● Data excerpts:
START

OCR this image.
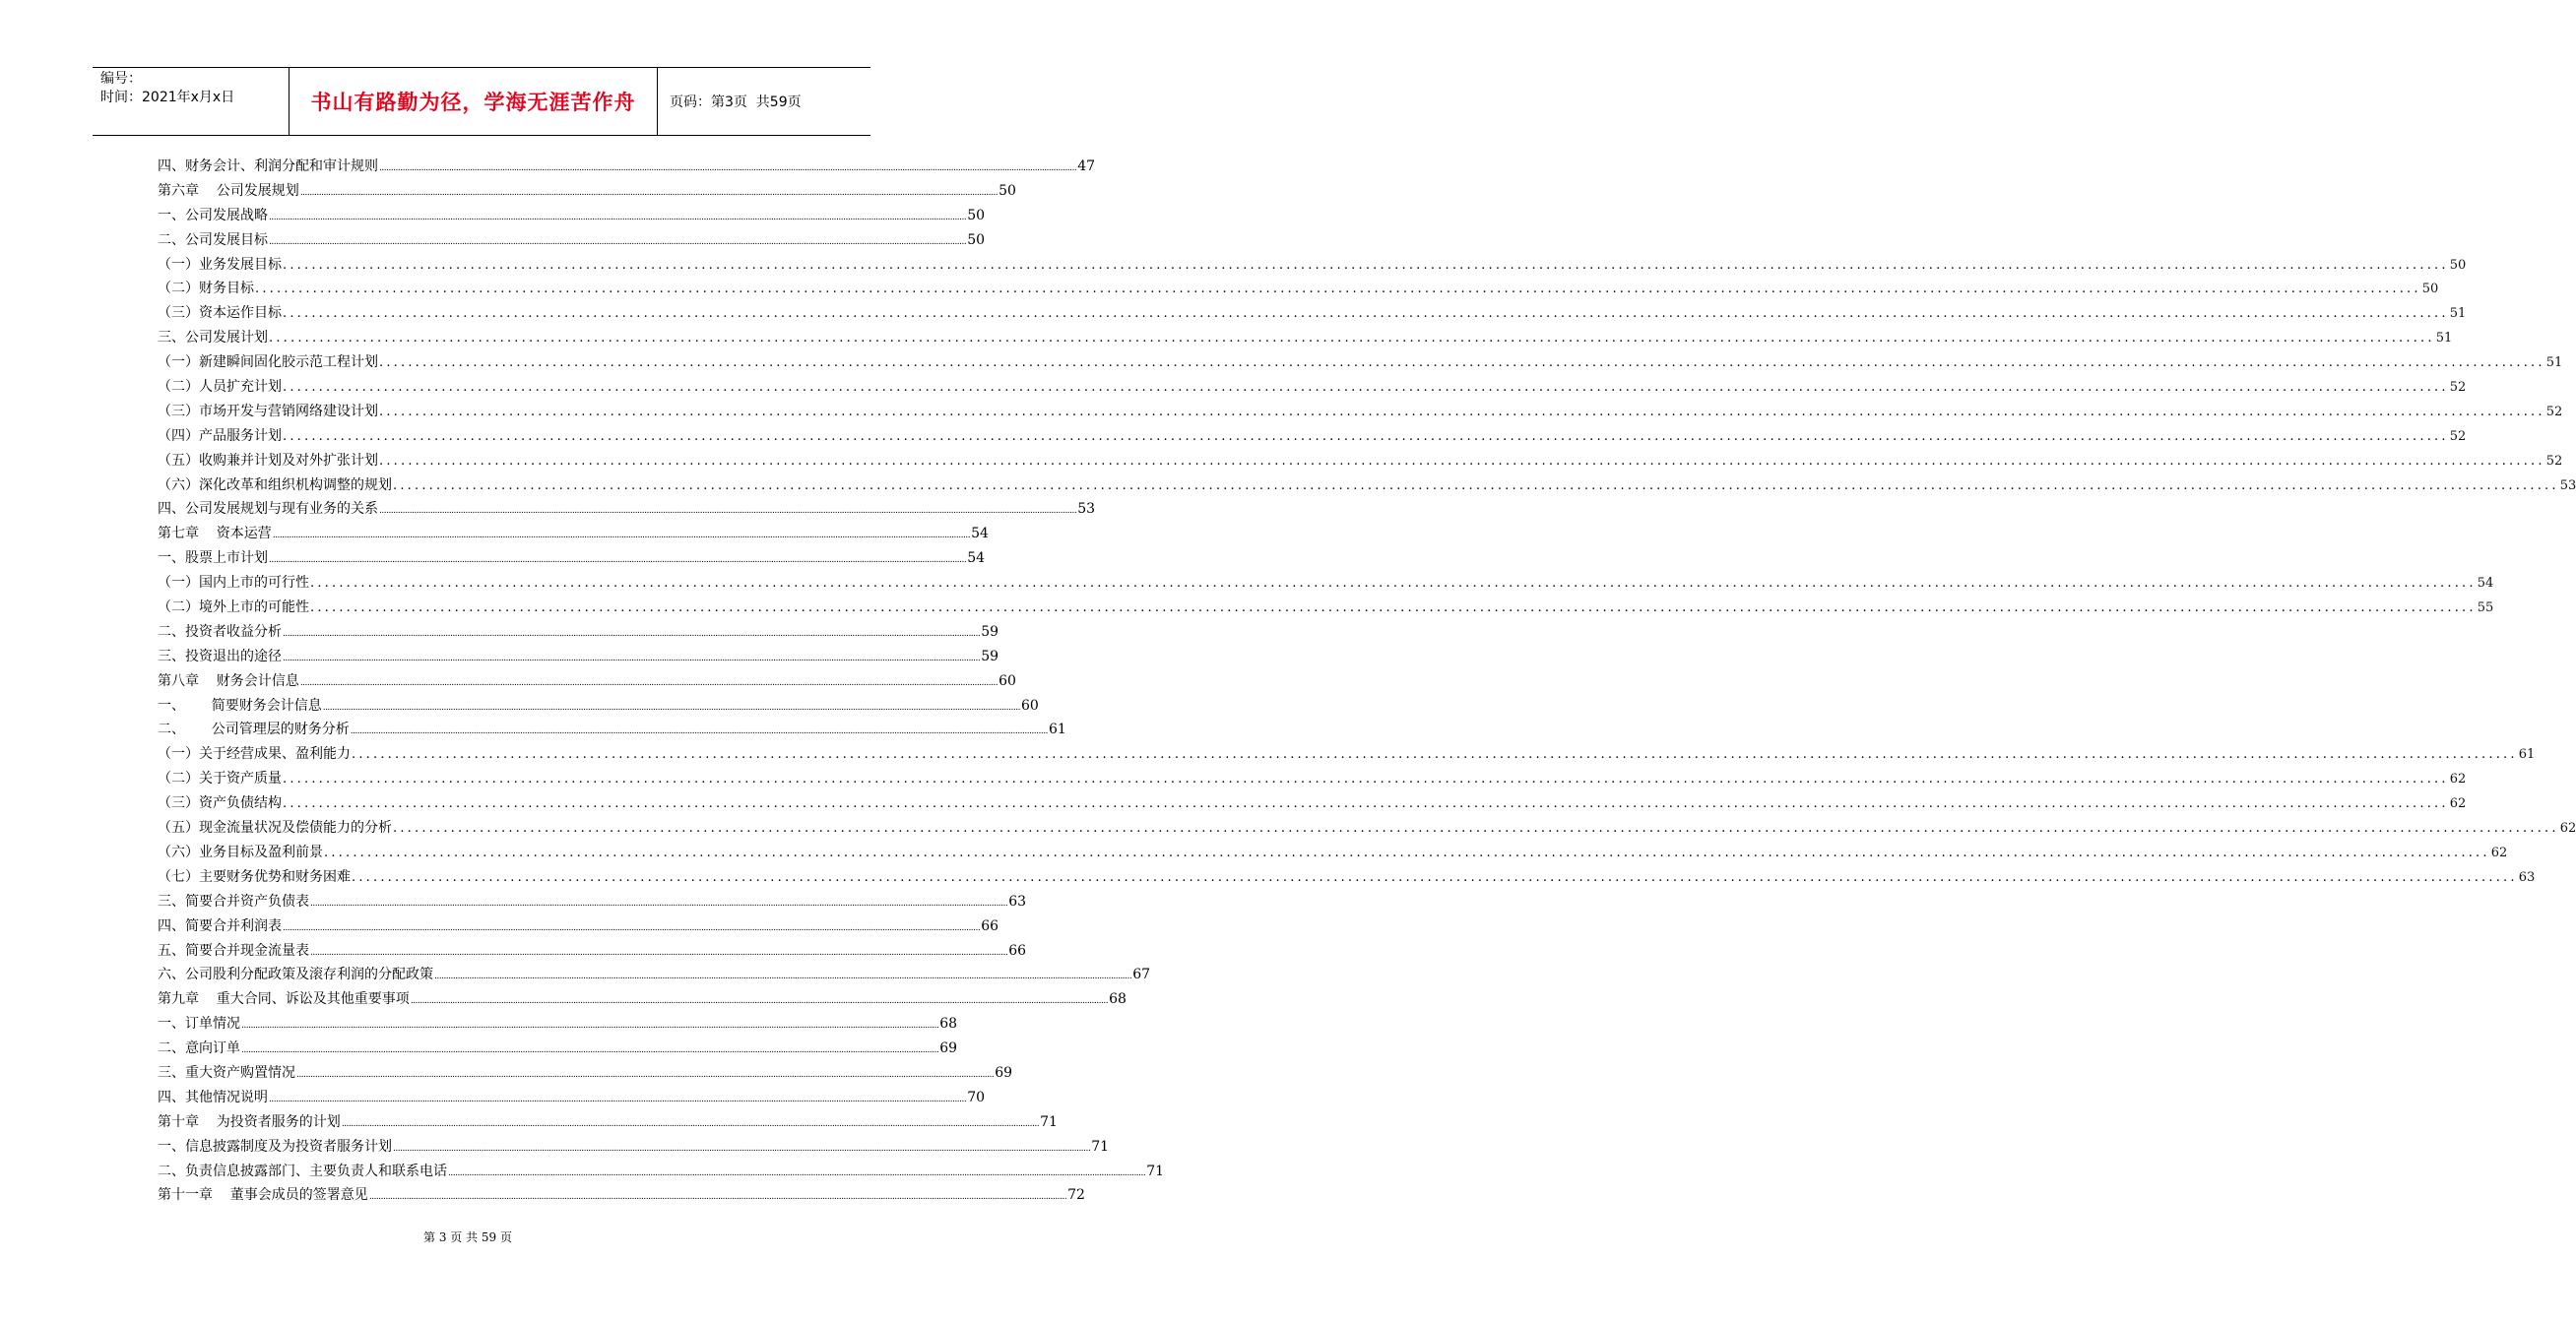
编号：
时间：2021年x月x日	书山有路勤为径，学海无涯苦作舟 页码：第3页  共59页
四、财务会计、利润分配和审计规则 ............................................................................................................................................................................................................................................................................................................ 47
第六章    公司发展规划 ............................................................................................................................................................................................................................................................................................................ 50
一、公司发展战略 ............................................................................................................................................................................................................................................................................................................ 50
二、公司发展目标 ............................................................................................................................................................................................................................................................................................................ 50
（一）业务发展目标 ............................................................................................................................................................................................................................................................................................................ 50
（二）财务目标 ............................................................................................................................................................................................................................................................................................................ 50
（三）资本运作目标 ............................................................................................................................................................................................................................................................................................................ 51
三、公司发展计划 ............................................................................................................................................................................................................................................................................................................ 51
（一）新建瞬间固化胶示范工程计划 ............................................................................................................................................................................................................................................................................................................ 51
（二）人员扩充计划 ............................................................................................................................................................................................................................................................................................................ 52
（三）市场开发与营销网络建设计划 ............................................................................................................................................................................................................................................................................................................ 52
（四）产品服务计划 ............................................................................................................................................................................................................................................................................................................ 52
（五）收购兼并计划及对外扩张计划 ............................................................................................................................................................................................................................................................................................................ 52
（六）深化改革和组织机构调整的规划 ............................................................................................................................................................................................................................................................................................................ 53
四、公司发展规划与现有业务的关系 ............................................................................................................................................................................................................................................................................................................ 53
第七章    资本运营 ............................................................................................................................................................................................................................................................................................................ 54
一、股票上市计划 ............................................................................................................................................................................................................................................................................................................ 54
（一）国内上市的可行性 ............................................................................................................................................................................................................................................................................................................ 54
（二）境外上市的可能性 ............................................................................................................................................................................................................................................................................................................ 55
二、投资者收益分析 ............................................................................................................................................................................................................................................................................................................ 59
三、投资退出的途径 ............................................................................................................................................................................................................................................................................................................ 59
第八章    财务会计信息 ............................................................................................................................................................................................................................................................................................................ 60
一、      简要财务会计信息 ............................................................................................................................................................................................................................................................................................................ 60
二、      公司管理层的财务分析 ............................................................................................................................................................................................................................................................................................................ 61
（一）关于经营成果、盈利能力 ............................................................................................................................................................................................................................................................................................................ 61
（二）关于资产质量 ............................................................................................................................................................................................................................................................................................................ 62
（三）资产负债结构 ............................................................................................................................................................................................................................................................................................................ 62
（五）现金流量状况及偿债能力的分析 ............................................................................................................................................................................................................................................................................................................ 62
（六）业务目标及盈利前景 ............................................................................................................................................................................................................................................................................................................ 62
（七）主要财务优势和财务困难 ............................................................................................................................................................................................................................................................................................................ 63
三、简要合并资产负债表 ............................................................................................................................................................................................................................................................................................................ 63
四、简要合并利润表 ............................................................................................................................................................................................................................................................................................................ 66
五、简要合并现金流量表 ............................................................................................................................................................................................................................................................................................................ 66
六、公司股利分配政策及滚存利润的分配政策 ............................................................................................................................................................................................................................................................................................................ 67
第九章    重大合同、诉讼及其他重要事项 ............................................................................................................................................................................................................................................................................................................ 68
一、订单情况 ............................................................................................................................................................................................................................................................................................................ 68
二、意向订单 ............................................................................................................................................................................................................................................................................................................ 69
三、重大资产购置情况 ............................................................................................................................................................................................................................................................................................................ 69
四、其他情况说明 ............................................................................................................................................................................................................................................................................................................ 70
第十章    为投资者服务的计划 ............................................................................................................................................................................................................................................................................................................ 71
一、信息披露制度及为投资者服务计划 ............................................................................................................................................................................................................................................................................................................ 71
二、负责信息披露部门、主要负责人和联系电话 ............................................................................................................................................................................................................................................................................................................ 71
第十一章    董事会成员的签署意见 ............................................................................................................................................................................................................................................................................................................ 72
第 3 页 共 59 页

END

● Stated task:
Omit every image. Quote each record exactly.

● Reply to the task:
OCR this image.
编号：
时间：2021年x月x日	书山有路勤为径，学海无涯苦作舟 页码：第3页  共59页
四、财务会计、利润分配和审计规则 ............................................................................................................................................................................................................................................................................................................ 47
第六章    公司发展规划 ............................................................................................................................................................................................................................................................................................................ 50
一、公司发展战略 ............................................................................................................................................................................................................................................................................................................ 50
二、公司发展目标 ............................................................................................................................................................................................................................................................................................................ 50
（一）业务发展目标 ............................................................................................................................................................................................................................................................................................................ 50
（二）财务目标 ............................................................................................................................................................................................................................................................................................................ 50
（三）资本运作目标 ............................................................................................................................................................................................................................................................................................................ 51
三、公司发展计划 ............................................................................................................................................................................................................................................................................................................ 51
（一）新建瞬间固化胶示范工程计划 ............................................................................................................................................................................................................................................................................................................ 51
（二）人员扩充计划 ............................................................................................................................................................................................................................................................................................................ 52
（三）市场开发与营销网络建设计划 ............................................................................................................................................................................................................................................................................................................ 52
（四）产品服务计划 ............................................................................................................................................................................................................................................................................................................ 52
（五）收购兼并计划及对外扩张计划 ............................................................................................................................................................................................................................................................................................................ 52
（六）深化改革和组织机构调整的规划 ............................................................................................................................................................................................................................................................................................................ 53
四、公司发展规划与现有业务的关系 ............................................................................................................................................................................................................................................................................................................ 53
第七章    资本运营 ............................................................................................................................................................................................................................................................................................................ 54
一、股票上市计划 ............................................................................................................................................................................................................................................................................................................ 54
（一）国内上市的可行性 ............................................................................................................................................................................................................................................................................................................ 54
（二）境外上市的可能性 ............................................................................................................................................................................................................................................................................................................ 55
二、投资者收益分析 ............................................................................................................................................................................................................................................................................................................ 59
三、投资退出的途径 ............................................................................................................................................................................................................................................................................................................ 59
第八章    财务会计信息 ............................................................................................................................................................................................................................................................................................................ 60
一、      简要财务会计信息 ............................................................................................................................................................................................................................................................................................................ 60
二、      公司管理层的财务分析 ............................................................................................................................................................................................................................................................................................................ 61
（一）关于经营成果、盈利能力 ............................................................................................................................................................................................................................................................................................................ 61
（二）关于资产质量 ............................................................................................................................................................................................................................................................................................................ 62
（三）资产负债结构 ............................................................................................................................................................................................................................................................................................................ 62
（五）现金流量状况及偿债能力的分析 ............................................................................................................................................................................................................................................................................................................ 62
（六）业务目标及盈利前景 ............................................................................................................................................................................................................................................................................................................ 62
（七）主要财务优势和财务困难 ............................................................................................................................................................................................................................................................................................................ 63
三、简要合并资产负债表 ............................................................................................................................................................................................................................................................................................................ 63
四、简要合并利润表 ............................................................................................................................................................................................................................................................................................................ 66
五、简要合并现金流量表 ............................................................................................................................................................................................................................................................................................................ 66
六、公司股利分配政策及滚存利润的分配政策 ............................................................................................................................................................................................................................................................................................................ 67
第九章    重大合同、诉讼及其他重要事项 ............................................................................................................................................................................................................................................................................................................ 68
一、订单情况 ............................................................................................................................................................................................................................................................................................................ 68
二、意向订单 ............................................................................................................................................................................................................................................................................................................ 69
三、重大资产购置情况 ............................................................................................................................................................................................................................................................................................................ 69
四、其他情况说明 ............................................................................................................................................................................................................................................................................................................ 70
第十章    为投资者服务的计划 ............................................................................................................................................................................................................................................................................................................ 71
一、信息披露制度及为投资者服务计划 ............................................................................................................................................................................................................................................................................................................ 71
二、负责信息披露部门、主要负责人和联系电话 ............................................................................................................................................................................................................................................................................................................ 71
第十一章    董事会成员的签署意见 ............................................................................................................................................................................................................................................................................................................ 72
第 3 页 共 59 页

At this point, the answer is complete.